## BEGIN TEXT PROVIDED

These centres, where children from non-Fairtrade farms are also welcome, are run by an ex-farm worker and a management committee of farm workers. They provide employment for 23 women from the surrounding farms, who all receive ongoing training in early-childhood development.

The Fairhills Project is also deeply involved in the running of the Lorraine Primary School, situated on one of our member farms. The school has approximately 100 learners, of which almost 90% are from member farms. It originally only consisted of three classrooms. The first addition was a kitchen, where meals could be prepared for learners as well as for the little ones in day-care centres.

In the last few years separate classrooms were added for grades 3 and 4, while a new classroom for Grade 5 is proposed for 2013. When completed, every grade will have its own classroom, where specific learners can be taught for longer periods in a familiar environment.

A community library opened its doors two years ago, which serves both learners and adults. In the same year the school completed construction of a computer centre, which today, has a bank of 28 computers. Those receiving training in addition to the older children at the day-care centres, are learners at the primary school, as well as Fairhills learners in Grades 11 and 12.

Attached to the school is an after-care centre available to learners up to and including Grade 4. These learners are assisted with their homework and also receive an after-school lunch. At the same time, it provides employment for four adults who manage the programme.

Over the years a community centre was built which plays an important role as a focal point of social activities and a meeting place for members of the community.

## END TEXT PROVIDED

Copy the Fairhills Project text word for word from "A community library" to "Grades 11 and 12.".

## BEGIN EXTRACTED RECORDS

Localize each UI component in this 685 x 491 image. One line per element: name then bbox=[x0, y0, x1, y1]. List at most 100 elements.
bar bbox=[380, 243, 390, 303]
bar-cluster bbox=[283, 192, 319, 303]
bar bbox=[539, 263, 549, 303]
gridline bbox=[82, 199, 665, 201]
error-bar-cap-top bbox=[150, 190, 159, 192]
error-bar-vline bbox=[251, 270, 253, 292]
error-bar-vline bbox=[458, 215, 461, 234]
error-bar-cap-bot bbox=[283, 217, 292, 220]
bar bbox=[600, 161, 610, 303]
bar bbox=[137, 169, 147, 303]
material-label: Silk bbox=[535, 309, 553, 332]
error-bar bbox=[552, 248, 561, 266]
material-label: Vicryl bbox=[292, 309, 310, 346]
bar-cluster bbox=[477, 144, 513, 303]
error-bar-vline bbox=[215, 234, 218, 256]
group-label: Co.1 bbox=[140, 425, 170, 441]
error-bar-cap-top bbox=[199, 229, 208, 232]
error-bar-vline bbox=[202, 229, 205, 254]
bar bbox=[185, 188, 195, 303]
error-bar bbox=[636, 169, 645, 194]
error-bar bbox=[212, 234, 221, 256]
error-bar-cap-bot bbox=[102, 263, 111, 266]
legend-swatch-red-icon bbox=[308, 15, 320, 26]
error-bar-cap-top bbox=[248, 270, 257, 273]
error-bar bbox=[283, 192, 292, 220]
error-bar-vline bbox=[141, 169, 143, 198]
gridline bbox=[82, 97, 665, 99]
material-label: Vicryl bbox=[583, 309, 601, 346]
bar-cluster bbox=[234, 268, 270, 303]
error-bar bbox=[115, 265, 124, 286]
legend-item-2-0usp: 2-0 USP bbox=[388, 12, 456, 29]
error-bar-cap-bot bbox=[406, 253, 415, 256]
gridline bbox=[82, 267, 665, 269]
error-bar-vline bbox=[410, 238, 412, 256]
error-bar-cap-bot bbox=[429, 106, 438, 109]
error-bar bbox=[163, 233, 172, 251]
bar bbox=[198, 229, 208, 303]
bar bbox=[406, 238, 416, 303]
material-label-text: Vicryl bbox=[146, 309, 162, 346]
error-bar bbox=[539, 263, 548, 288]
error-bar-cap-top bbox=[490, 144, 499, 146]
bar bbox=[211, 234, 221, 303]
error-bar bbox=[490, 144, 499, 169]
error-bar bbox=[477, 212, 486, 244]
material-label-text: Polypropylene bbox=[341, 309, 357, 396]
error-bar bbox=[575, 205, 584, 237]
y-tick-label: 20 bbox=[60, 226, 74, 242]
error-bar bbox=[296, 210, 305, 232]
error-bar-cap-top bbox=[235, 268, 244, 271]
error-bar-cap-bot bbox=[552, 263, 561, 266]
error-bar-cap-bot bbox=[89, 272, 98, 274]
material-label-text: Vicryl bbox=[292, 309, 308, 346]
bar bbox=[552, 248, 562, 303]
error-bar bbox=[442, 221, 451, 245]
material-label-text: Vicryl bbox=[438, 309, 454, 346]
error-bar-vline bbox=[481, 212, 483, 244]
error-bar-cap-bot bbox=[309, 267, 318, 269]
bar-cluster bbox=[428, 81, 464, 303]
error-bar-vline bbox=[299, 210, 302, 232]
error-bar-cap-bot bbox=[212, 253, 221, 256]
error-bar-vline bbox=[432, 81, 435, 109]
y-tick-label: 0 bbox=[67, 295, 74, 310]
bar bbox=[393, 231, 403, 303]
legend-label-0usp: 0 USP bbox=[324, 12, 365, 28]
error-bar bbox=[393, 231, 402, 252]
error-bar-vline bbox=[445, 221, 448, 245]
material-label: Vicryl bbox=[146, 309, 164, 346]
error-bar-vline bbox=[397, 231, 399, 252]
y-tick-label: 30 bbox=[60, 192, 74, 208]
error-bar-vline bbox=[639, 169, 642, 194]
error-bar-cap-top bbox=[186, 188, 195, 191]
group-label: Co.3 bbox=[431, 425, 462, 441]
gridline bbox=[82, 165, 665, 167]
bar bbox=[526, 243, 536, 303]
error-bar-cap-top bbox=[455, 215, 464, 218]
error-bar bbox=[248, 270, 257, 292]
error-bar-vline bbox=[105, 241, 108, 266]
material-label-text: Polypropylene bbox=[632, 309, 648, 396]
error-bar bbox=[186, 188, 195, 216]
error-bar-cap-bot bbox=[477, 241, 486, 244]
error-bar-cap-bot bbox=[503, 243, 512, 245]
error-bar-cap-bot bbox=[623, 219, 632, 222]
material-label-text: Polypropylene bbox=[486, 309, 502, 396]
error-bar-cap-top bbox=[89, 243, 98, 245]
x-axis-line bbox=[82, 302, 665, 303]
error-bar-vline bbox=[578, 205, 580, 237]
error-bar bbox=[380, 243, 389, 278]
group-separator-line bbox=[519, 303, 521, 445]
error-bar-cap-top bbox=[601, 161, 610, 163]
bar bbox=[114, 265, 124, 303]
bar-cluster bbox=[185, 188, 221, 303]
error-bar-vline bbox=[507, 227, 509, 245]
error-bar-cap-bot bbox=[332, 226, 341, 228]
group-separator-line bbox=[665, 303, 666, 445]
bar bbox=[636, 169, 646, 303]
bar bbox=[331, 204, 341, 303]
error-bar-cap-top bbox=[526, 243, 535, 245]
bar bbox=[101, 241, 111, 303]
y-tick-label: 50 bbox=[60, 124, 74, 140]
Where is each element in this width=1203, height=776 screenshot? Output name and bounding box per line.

## END EXTRACTED RECORDS
## BEGIN EXTRACTED RECORDS

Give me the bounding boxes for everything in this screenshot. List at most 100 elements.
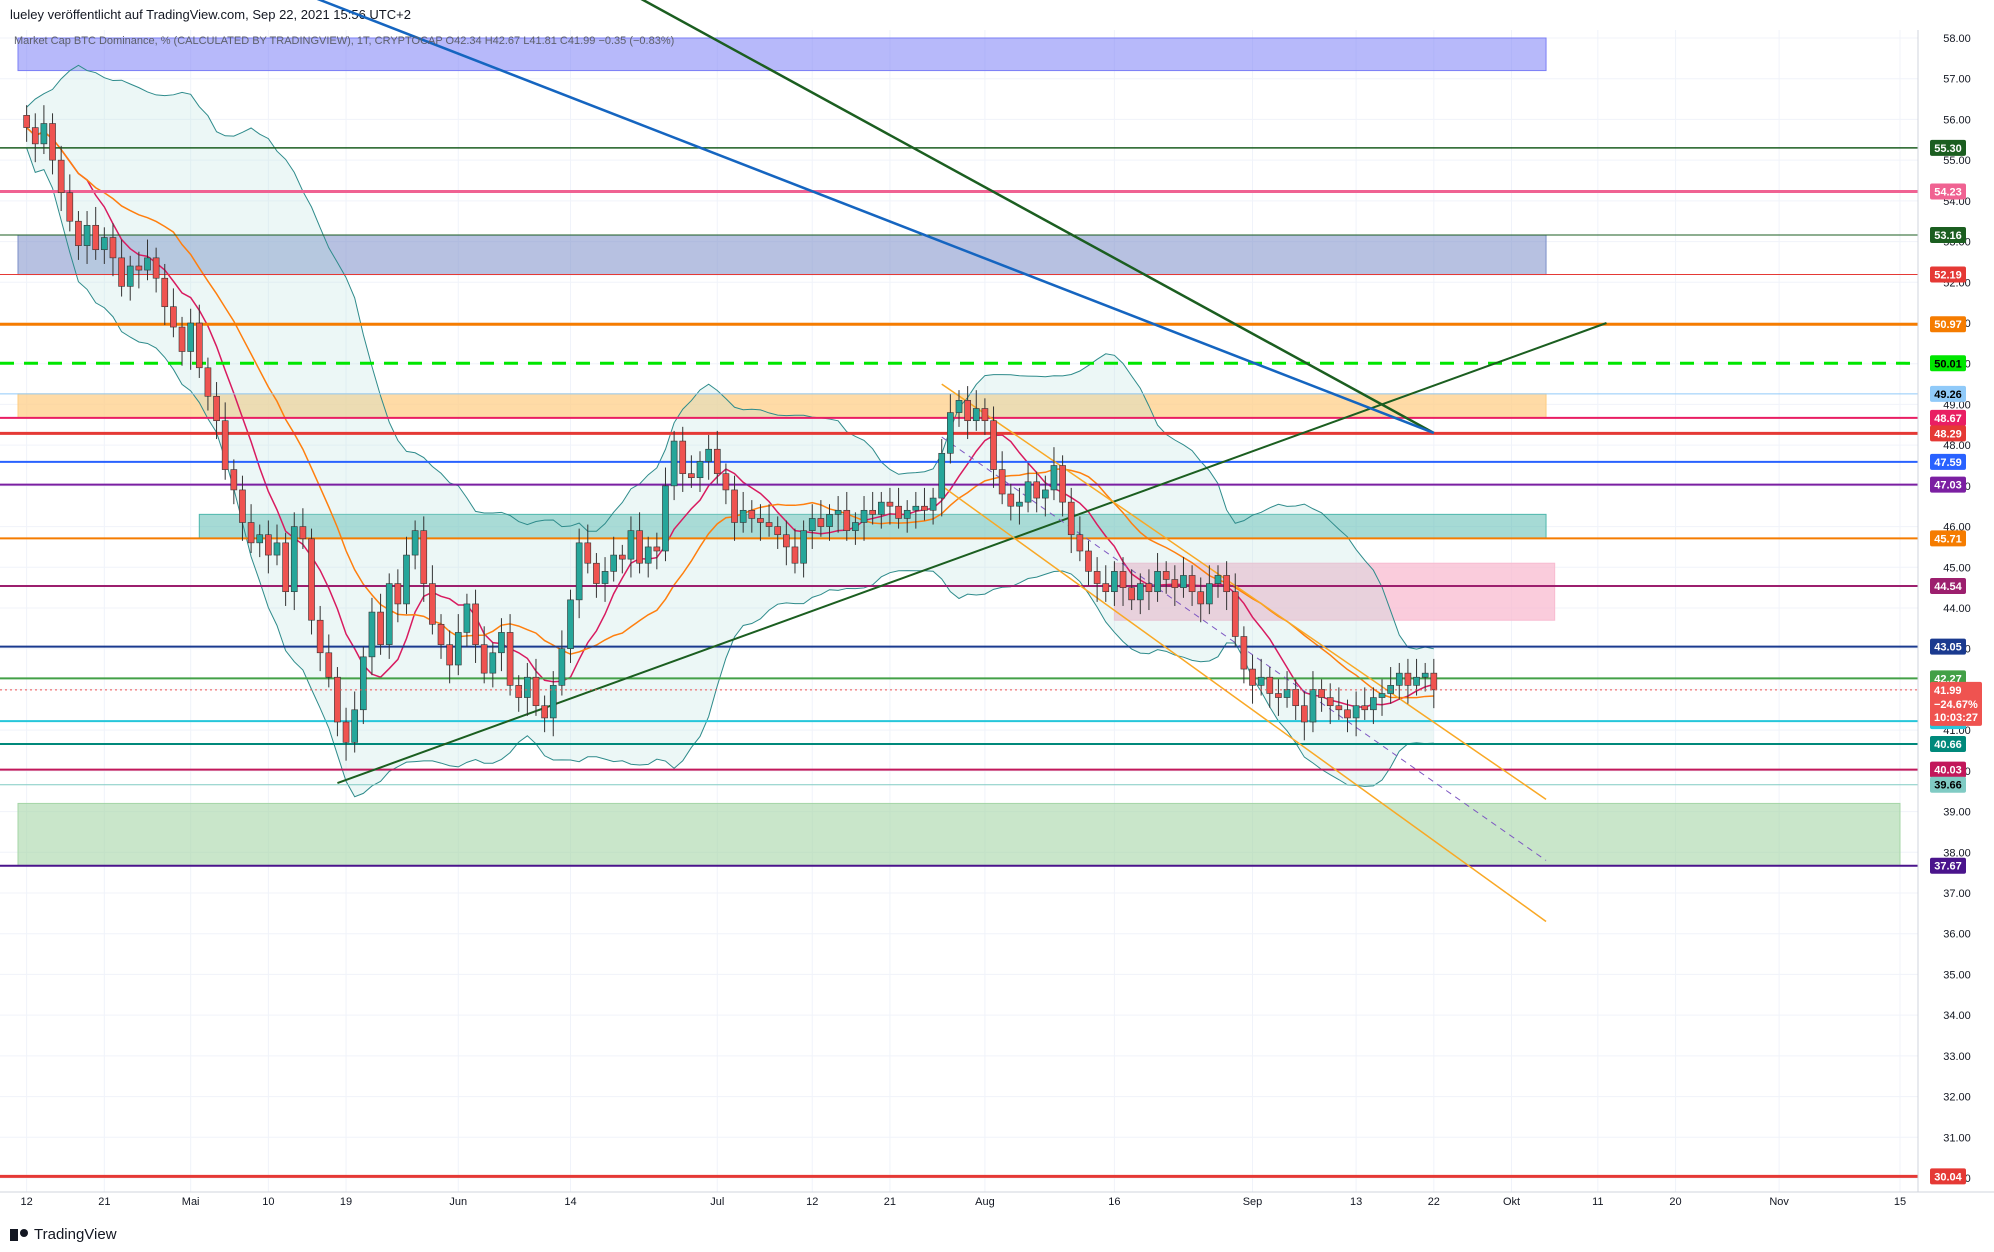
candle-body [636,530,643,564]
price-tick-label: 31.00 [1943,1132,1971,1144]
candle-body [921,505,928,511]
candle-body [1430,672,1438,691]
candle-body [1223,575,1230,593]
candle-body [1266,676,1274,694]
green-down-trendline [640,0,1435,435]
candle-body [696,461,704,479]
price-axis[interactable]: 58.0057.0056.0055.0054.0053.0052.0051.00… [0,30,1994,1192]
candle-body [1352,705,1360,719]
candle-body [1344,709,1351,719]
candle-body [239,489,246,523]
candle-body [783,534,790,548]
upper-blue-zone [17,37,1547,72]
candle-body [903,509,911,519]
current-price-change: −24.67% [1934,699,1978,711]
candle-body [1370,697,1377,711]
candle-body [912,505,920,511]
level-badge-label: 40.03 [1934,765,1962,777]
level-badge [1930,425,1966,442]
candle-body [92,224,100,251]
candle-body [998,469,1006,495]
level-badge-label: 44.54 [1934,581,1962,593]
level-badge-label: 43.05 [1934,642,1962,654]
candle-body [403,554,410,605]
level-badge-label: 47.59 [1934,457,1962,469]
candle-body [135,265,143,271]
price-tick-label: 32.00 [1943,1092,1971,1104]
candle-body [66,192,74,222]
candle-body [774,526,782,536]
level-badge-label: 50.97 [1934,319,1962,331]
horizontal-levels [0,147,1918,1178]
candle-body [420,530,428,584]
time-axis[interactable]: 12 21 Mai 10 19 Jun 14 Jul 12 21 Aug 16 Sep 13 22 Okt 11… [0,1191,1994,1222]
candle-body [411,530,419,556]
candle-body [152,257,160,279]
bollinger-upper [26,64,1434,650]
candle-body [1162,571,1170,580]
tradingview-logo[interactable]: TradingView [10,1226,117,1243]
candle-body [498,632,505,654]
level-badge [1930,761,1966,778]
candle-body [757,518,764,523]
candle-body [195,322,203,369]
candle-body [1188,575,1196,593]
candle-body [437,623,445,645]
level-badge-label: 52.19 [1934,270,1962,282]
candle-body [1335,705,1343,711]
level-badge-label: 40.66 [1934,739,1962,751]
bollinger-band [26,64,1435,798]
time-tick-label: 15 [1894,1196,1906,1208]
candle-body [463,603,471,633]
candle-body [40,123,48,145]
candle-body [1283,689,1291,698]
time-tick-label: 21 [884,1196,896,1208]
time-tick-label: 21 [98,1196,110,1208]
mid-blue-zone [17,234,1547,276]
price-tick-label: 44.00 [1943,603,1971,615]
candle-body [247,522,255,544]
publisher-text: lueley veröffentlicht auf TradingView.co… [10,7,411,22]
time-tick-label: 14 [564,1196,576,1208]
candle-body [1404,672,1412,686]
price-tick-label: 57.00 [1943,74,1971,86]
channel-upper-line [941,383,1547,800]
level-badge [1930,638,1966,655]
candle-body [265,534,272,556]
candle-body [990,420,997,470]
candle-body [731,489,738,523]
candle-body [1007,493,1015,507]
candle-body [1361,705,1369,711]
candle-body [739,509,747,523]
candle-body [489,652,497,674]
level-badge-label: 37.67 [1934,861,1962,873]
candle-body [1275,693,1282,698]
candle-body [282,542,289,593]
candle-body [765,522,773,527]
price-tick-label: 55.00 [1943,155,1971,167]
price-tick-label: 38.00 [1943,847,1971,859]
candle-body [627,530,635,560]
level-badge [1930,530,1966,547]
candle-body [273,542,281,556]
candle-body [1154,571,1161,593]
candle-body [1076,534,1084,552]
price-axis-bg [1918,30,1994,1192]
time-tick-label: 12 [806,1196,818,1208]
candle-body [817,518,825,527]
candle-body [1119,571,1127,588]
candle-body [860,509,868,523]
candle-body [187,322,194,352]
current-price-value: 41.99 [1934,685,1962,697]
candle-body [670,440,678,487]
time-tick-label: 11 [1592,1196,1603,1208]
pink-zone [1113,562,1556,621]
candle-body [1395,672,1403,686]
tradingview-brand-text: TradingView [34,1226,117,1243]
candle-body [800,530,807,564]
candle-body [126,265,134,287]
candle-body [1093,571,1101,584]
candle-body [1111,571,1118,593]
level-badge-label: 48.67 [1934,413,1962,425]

## END EXTRACTED RECORDS

■ EXPECTED ANSWER
A community library opened its doors two years ago, which serves both learners and adults. In the same year the school completed construction of a computer centre, which today, has a bank of 28 computers. Those receiving training in addition to the older children at the day-care centres, are learners at the primary school, as well as Fairhills learners in Grades 11 and 12.